> _Task to carry out_:
Return the listing below exactly, with the pictures dropped.

* begin Records shown *

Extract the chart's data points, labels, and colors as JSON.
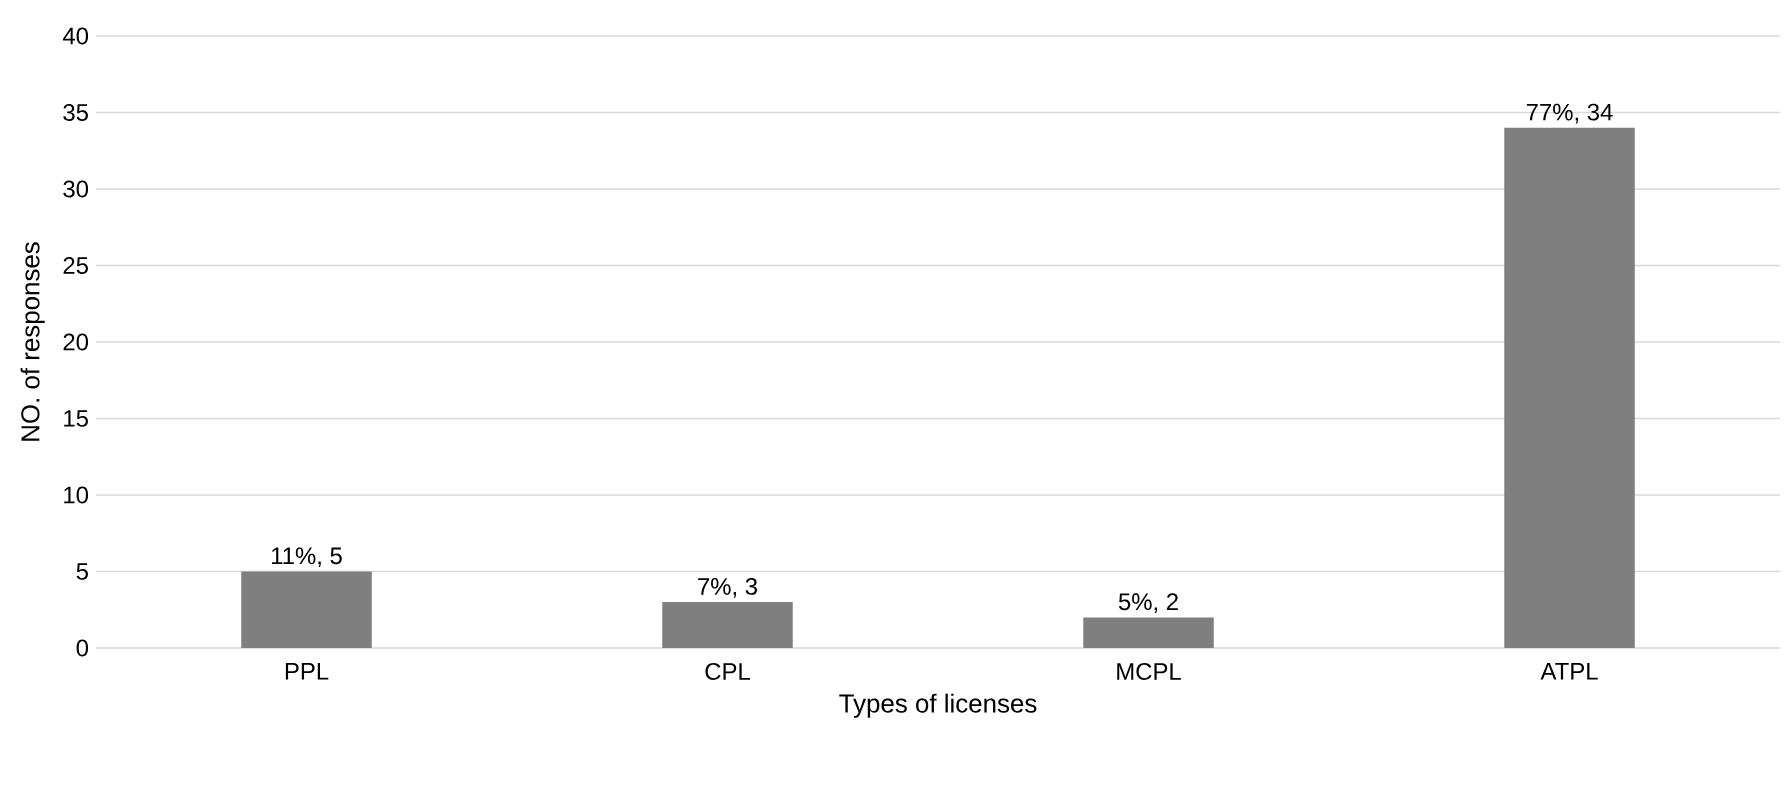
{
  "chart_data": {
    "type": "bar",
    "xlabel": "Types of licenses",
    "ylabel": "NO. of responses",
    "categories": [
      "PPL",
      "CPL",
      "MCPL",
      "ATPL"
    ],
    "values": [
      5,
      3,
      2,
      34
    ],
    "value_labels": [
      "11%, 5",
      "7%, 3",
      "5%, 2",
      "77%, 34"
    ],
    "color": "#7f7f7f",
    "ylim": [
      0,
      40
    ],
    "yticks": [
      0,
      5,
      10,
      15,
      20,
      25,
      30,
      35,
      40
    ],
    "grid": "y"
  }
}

* end Records shown *

> _Solution to the exercise_:
Extract the chart's data points, labels, and colors as JSON.
{
  "chart_data": {
    "type": "bar",
    "xlabel": "Types of licenses",
    "ylabel": "NO. of responses",
    "categories": [
      "PPL",
      "CPL",
      "MCPL",
      "ATPL"
    ],
    "values": [
      5,
      3,
      2,
      34
    ],
    "value_labels": [
      "11%, 5",
      "7%, 3",
      "5%, 2",
      "77%, 34"
    ],
    "color": "#7f7f7f",
    "ylim": [
      0,
      40
    ],
    "yticks": [
      0,
      5,
      10,
      15,
      20,
      25,
      30,
      35,
      40
    ],
    "grid": "y"
  }
}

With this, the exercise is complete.